- _Directive_:
Read the lines below. Copy out any that hold the string "Армии".

- _Extracted entries_:

---+---

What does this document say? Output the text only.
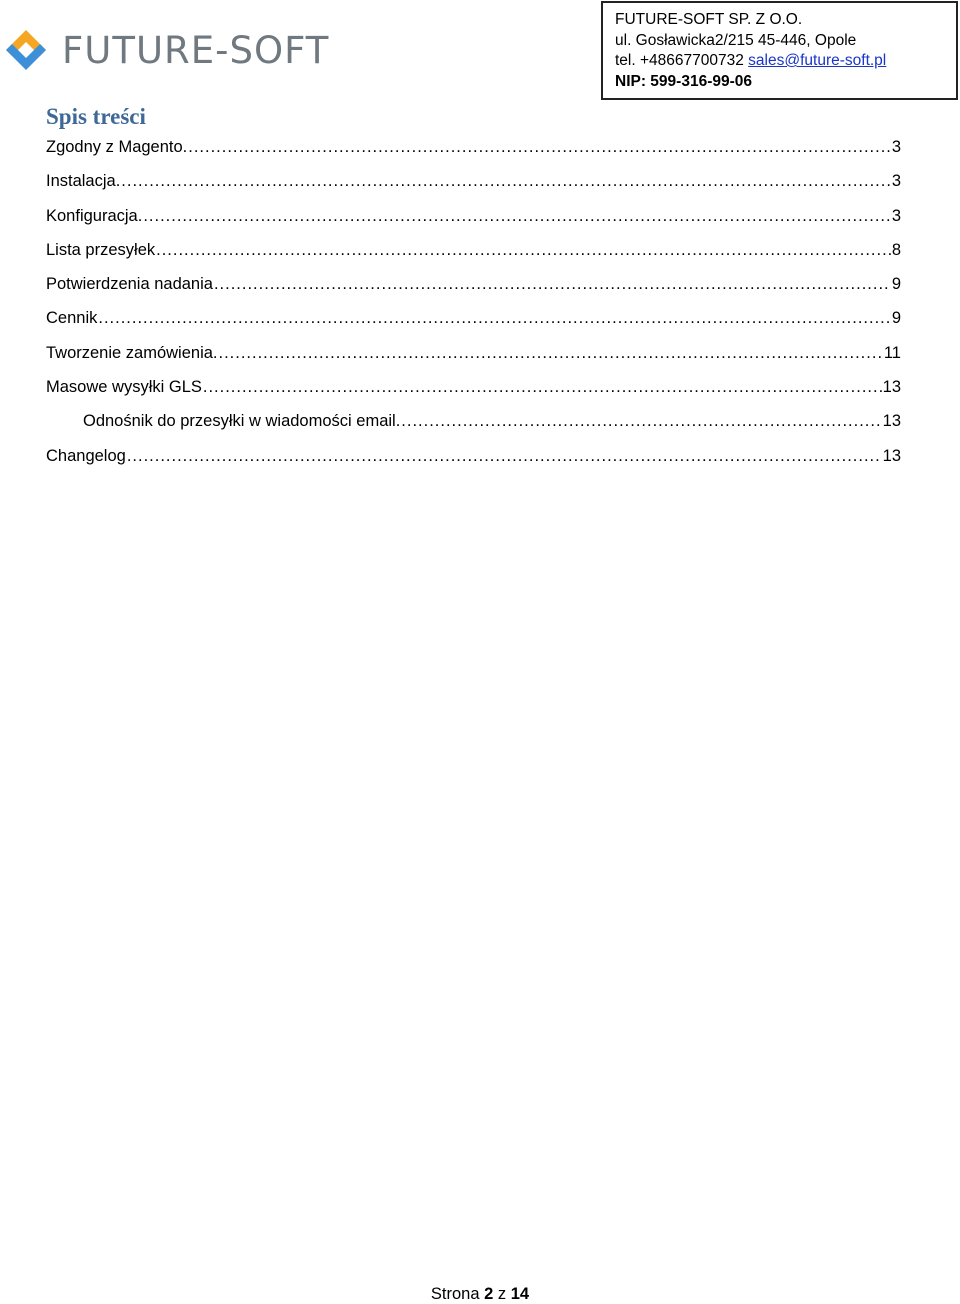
FUTURE-SOFT
FUTURE-SOFT SP. Z O.O.
ul. Gosławicka2/215 45-446, Opole
tel. +48667700732 sales@future-soft.pl
NIP: 599-316-99-06
Spis treści
Zgodny z Magento. .....	3
Instalacja. .....	3
Konfiguracja. .....	3
Lista przesyłek .....	8
Potwierdzenia nadania .....	9
Cennik .....	9
Tworzenie zamówienia. .....	11
Masowe wysyłki GLS .....	13
Odnośnik do przesyłki w wiadomości email. .....	13
Changelog .....	13
Strona 2 z 14
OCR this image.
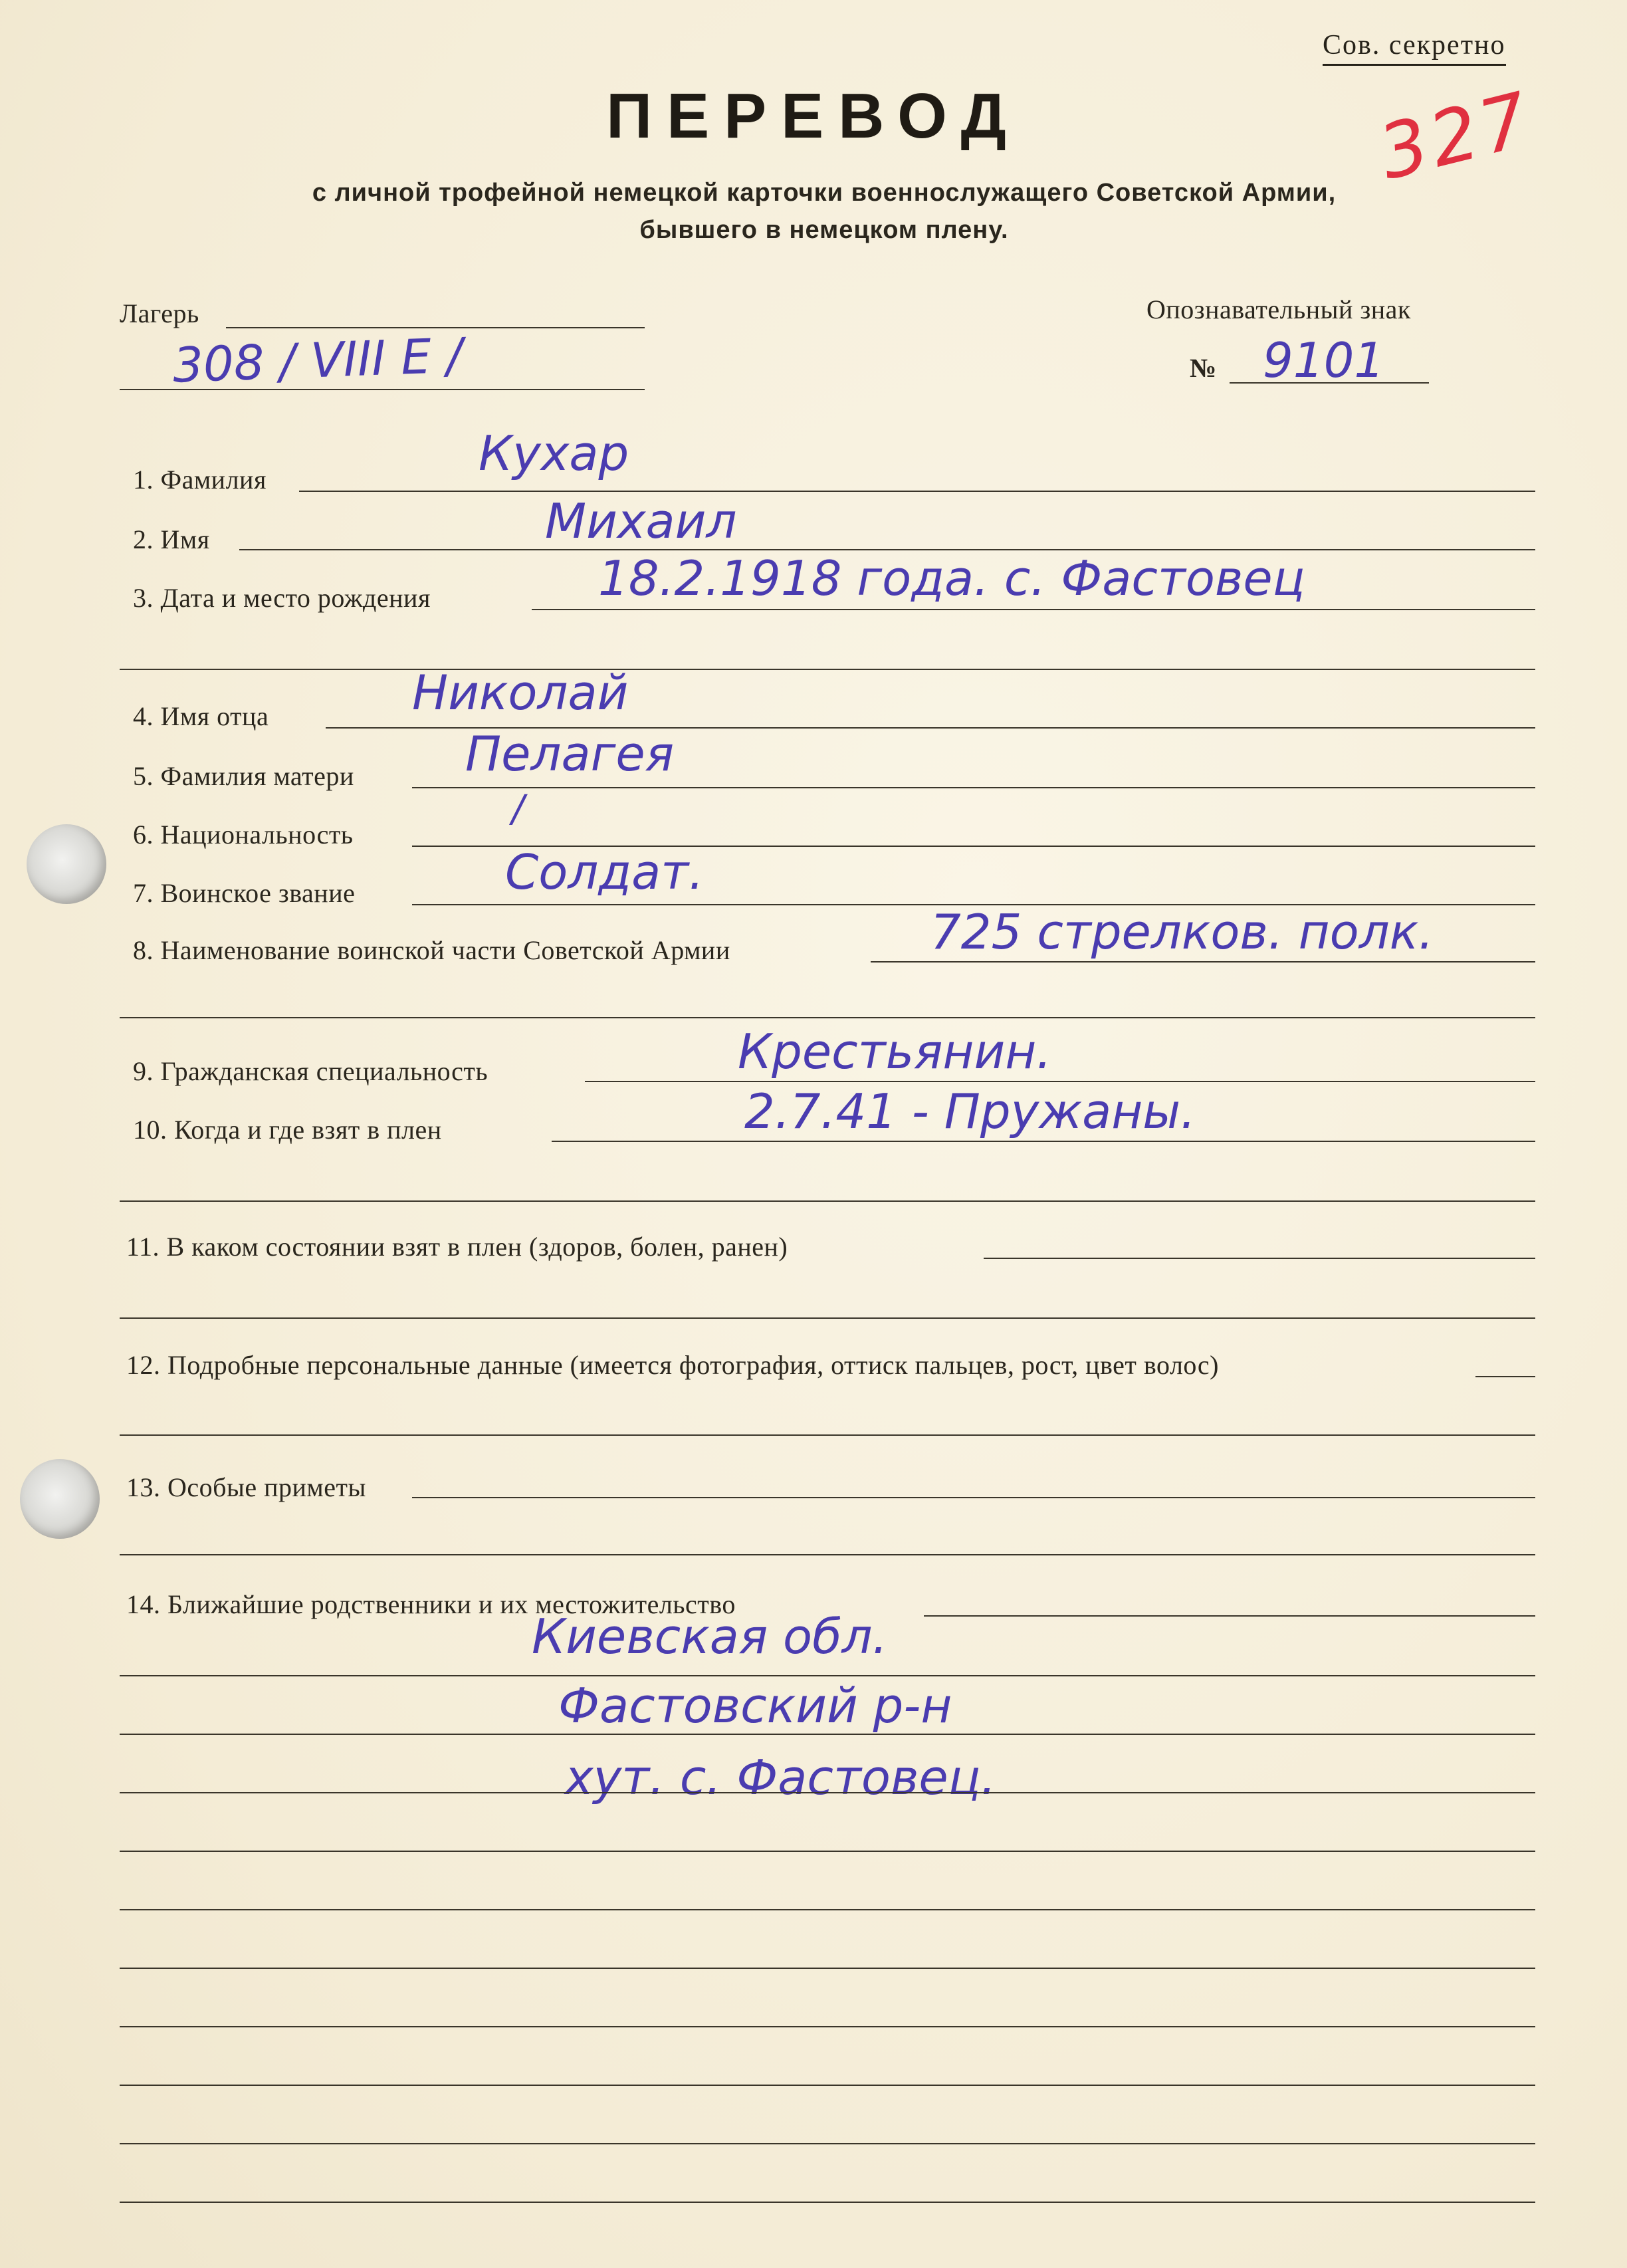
Сов. секретно
327
ПЕРЕВОД
с личной трофейной немецкой карточки военнослужащего Советской Армии,
бывшего в немецком плену.
Лагерь
308 / VIII E /
Опознавательный знак
№ 9101
1. Фамилия	Кухар
2. Имя	Михаил
3. Дата и место рождения	18.2.1918 года. с. Фастовец
4. Имя отца	Николай
5. Фамилия матери Пелагея
6. Национальность
/
7. Воинское звание	Солдат.
8. Наименование воинской части Советской Армии	725 стрелков. полк.
9. Гражданская специальность	Крестьянин.
10. Когда и где взят в плен	2.7.41 - Пружаны.
11. В каком состоянии взят в плен (здоров, болен, ранен)
12. Подробные персональные данные (имеется фотография, оттиск пальцев, рост, цвет волос)
13. Особые приметы
14. Ближайшие родственники и их местожительство
Киевская обл.
Фастовский р-н
хут. с. Фастовец.
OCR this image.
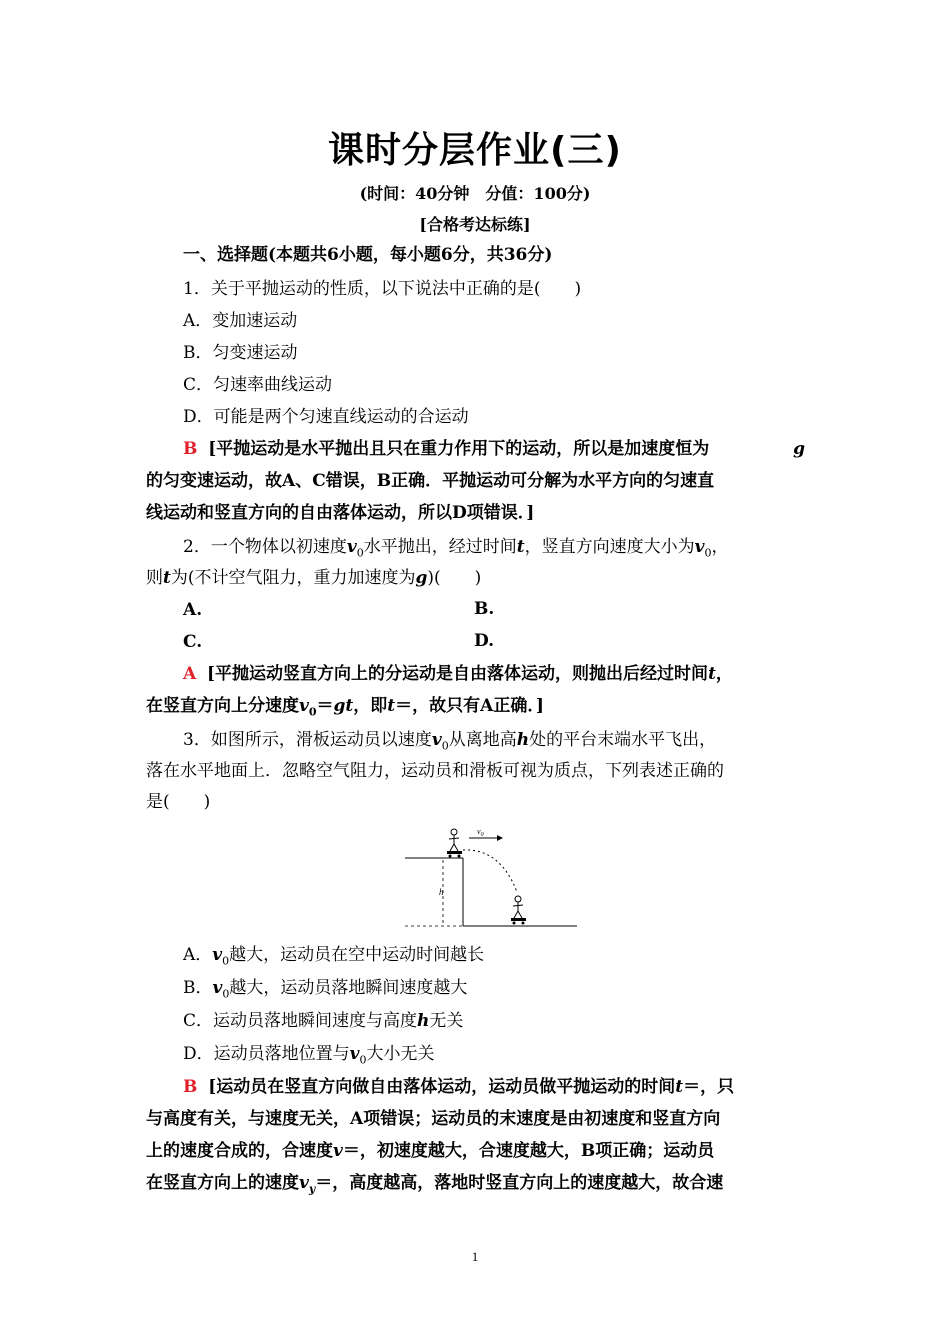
课时分层作业(三)
(时间：40分钟　分值：100分)
[合格考达标练]
一、选择题(本题共6小题，每小题6分，共36分)
1．关于平抛运动的性质，以下说法中正确的是(　　)
A．变加速运动
B．匀变速运动
C．匀速率曲线运动
D．可能是两个匀速直线运动的合运动
B [平抛运动是水平抛出且只在重力作用下的运动，所以是加速度恒为	g
的匀变速运动，故A、C错误，B正确．平抛运动可分解为水平方向的匀速直
线运动和竖直方向的自由落体运动，所以D项错误．]
2．一个物体以初速度$v_0$水平抛出，经过时间t，竖直方向速度大小为$v_0$，
则t为(不计空气阻力，重力加速度为g)(　　)
A.	B.
C.	D.
A [平抛运动竖直方向上的分运动是自由落体运动，则抛出后经过时间t，
在竖直方向上分速度$v_0=gt$，即t＝，故只有A正确．]
3．如图所示，滑板运动员以速度$v_0$从离地高h处的平台末端水平飞出，
落在水平地面上．忽略空气阻力，运动员和滑板可视为质点，下列表述正确的
是(　　)
h
$v_0$
A．$v_0$越大，运动员在空中运动时间越长
B．$v_0$越大，运动员落地瞬间速度越大
C．运动员落地瞬间速度与高度h无关
D．运动员落地位置与$v_0$大小无关
B [运动员在竖直方向做自由落体运动，运动员做平抛运动的时间t＝，只
与高度有关，与速度无关，A项错误；运动员的末速度是由初速度和竖直方向
上的速度合成的，合速度v＝，初速度越大，合速度越大，B项正确；运动员
在竖直方向上的速度$v_y=$，高度越高，落地时竖直方向上的速度越大，故合速
1
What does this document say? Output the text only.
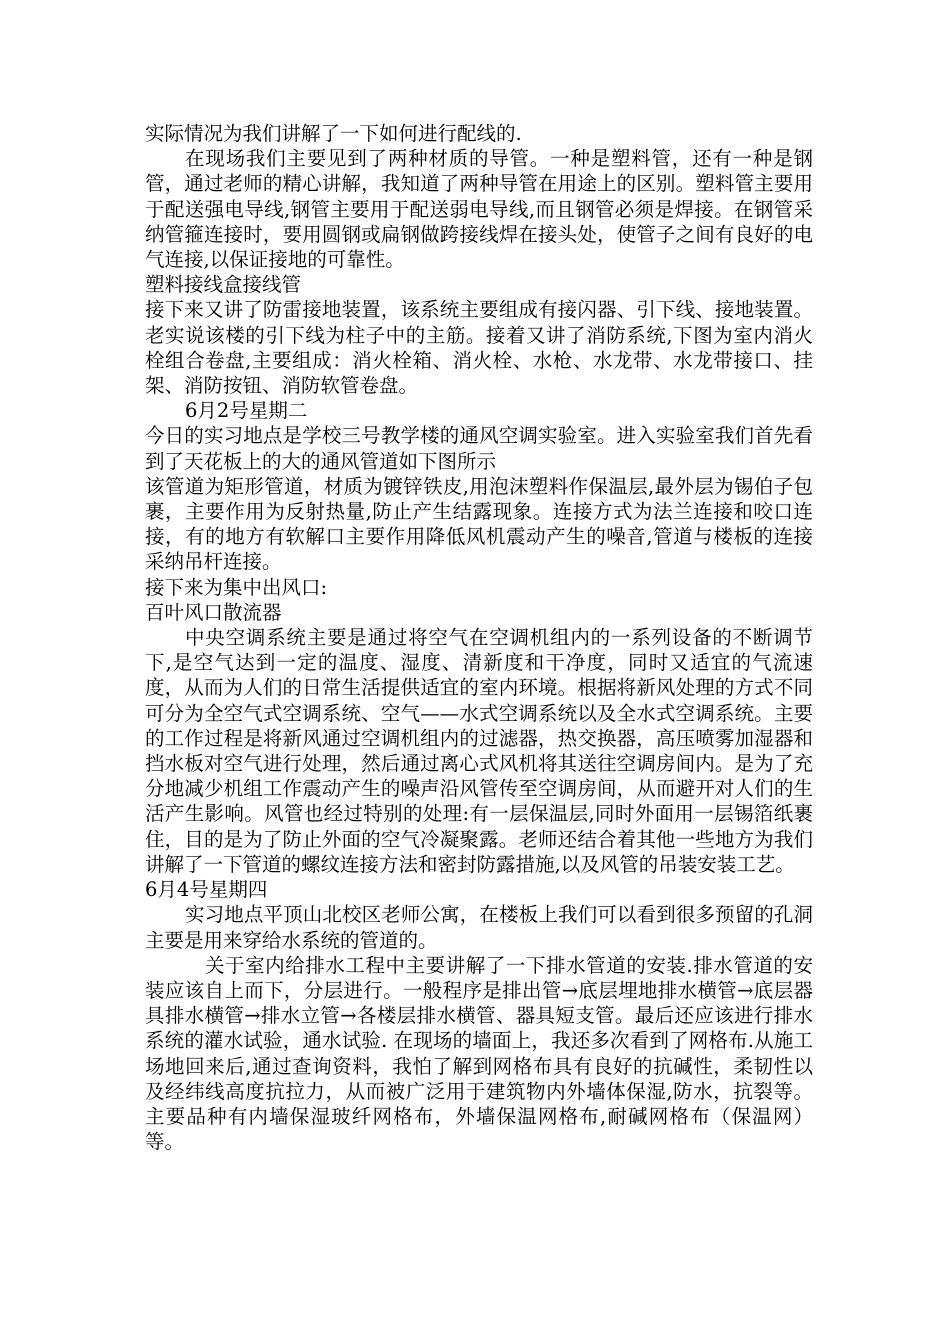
实际情况为我们讲解了一下如何进行配线的.

在现场我们主要见到了两种材质的导管。一种是塑料管，还有一种是钢管，通过老师的精心讲解，我知道了两种导管在用途上的区别。塑料管主要用于配送强电导线,钢管主要用于配送弱电导线,而且钢管必须是焊接。在钢管采纳管箍连接时，要用圆钢或扁钢做跨接线焊在接头处，使管子之间有良好的电气连接,以保证接地的可靠性。

塑料接线盒接线管

接下来又讲了防雷接地装置，该系统主要组成有接闪器、引下线、接地装置。老实说该楼的引下线为柱子中的主筋。接着又讲了消防系统,下图为室内消火栓组合卷盘,主要组成：消火栓箱、消火栓、水枪、水龙带、水龙带接口、挂架、消防按钮、消防软管卷盘。

6月2号星期二

今日的实习地点是学校三号教学楼的通风空调实验室。进入实验室我们首先看到了天花板上的大的通风管道如下图所示

该管道为矩形管道，材质为镀锌铁皮,用泡沫塑料作保温层,最外层为锡伯子包裹，主要作用为反射热量,防止产生结露现象。连接方式为法兰连接和咬口连接，有的地方有软解口主要作用降低风机震动产生的噪音,管道与楼板的连接采纳吊杆连接。

接下来为集中出风口:

百叶风口散流器

中央空调系统主要是通过将空气在空调机组内的一系列设备的不断调节下,是空气达到一定的温度、湿度、清新度和干净度，同时又适宜的气流速度，从而为人们的日常生活提供适宜的室内环境。根据将新风处理的方式不同可分为全空气式空调系统、空气——水式空调系统以及全水式空调系统。主要的工作过程是将新风通过空调机组内的过滤器，热交换器，高压喷雾加湿器和挡水板对空气进行处理，然后通过离心式风机将其送往空调房间内。是为了充分地减少机组工作震动产生的噪声沿风管传至空调房间，从而避开对人们的生活产生影响。风管也经过特别的处理:有一层保温层,同时外面用一层锡箔纸裹住，目的是为了防止外面的空气冷凝聚露。老师还结合着其他一些地方为我们讲解了一下管道的螺纹连接方法和密封防露措施,以及风管的吊装安装工艺。

6月4号星期四

实习地点平顶山北校区老师公寓，在楼板上我们可以看到很多预留的孔洞主要是用来穿给水系统的管道的。

关于室内给排水工程中主要讲解了一下排水管道的安装.排水管道的安装应该自上而下，分层进行。一般程序是排出管→底层埋地排水横管→底层器具排水横管→排水立管→各楼层排水横管、器具短支管。最后还应该进行排水系统的灌水试验，通水试验. 在现场的墙面上，我还多次看到了网格布.从施工场地回来后,通过查询资料，我怕了解到网格布具有良好的抗碱性，柔韧性以及经纬线高度抗拉力，从而被广泛用于建筑物内外墙体保湿,防水，抗裂等。主要品种有内墙保湿玻纤网格布，外墙保温网格布,耐碱网格布（保温网）等。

---+---

- _Task result_:
с личной трофейной немецкой карточки военнослужащего Советской Армии,
8. Наименование воинской части Советской Армии	725 стрелков. полк.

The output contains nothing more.